DO THIS:
Wherever the string "true" appears in a line, extract that line.

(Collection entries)
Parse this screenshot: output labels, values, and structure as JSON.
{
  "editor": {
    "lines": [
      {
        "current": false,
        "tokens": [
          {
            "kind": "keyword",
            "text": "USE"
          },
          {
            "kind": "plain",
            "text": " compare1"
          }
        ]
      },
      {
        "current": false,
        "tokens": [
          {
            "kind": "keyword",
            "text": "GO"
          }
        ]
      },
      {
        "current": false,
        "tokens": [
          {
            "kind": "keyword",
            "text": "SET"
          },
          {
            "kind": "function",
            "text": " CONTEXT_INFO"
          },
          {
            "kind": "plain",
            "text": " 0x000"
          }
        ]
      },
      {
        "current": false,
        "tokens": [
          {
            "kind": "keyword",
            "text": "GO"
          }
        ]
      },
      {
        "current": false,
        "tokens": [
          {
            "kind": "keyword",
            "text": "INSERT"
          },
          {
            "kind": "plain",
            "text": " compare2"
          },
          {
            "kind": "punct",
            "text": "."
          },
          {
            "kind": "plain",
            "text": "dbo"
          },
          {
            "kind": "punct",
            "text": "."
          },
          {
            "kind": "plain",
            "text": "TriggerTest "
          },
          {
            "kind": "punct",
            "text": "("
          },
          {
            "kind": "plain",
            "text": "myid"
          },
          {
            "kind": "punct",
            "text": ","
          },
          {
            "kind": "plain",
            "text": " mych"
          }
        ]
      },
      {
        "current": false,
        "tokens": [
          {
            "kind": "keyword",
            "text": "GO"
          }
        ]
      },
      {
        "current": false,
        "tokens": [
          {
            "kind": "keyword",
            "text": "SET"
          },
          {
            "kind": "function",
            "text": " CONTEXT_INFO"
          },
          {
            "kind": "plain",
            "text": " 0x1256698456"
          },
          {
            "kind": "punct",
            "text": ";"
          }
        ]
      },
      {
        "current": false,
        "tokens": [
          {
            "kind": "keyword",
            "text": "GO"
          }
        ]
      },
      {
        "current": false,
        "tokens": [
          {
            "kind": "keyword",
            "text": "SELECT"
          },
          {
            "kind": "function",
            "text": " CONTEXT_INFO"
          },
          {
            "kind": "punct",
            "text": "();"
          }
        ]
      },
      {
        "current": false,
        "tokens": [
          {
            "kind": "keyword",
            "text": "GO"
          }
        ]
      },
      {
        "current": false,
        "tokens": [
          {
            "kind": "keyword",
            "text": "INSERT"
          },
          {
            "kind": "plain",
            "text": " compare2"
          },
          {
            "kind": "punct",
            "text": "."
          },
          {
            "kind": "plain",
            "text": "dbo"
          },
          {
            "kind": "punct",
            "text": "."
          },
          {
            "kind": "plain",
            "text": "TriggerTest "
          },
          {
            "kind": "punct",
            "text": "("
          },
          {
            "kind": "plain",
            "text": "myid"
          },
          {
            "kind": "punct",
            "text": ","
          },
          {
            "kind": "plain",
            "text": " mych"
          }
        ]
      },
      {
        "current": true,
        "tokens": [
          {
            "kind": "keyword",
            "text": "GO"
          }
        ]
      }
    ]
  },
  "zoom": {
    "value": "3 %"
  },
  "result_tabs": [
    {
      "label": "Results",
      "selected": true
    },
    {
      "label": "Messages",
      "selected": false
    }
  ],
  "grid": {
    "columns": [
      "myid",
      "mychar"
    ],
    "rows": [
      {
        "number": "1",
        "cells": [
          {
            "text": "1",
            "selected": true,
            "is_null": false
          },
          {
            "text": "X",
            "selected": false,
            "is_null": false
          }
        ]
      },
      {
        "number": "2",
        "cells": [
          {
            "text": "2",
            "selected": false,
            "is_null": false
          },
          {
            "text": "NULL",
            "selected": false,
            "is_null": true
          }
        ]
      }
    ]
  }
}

FULL RESPONSE:
        "current": true,
      "selected": true
            "selected": true,
            "is_null": true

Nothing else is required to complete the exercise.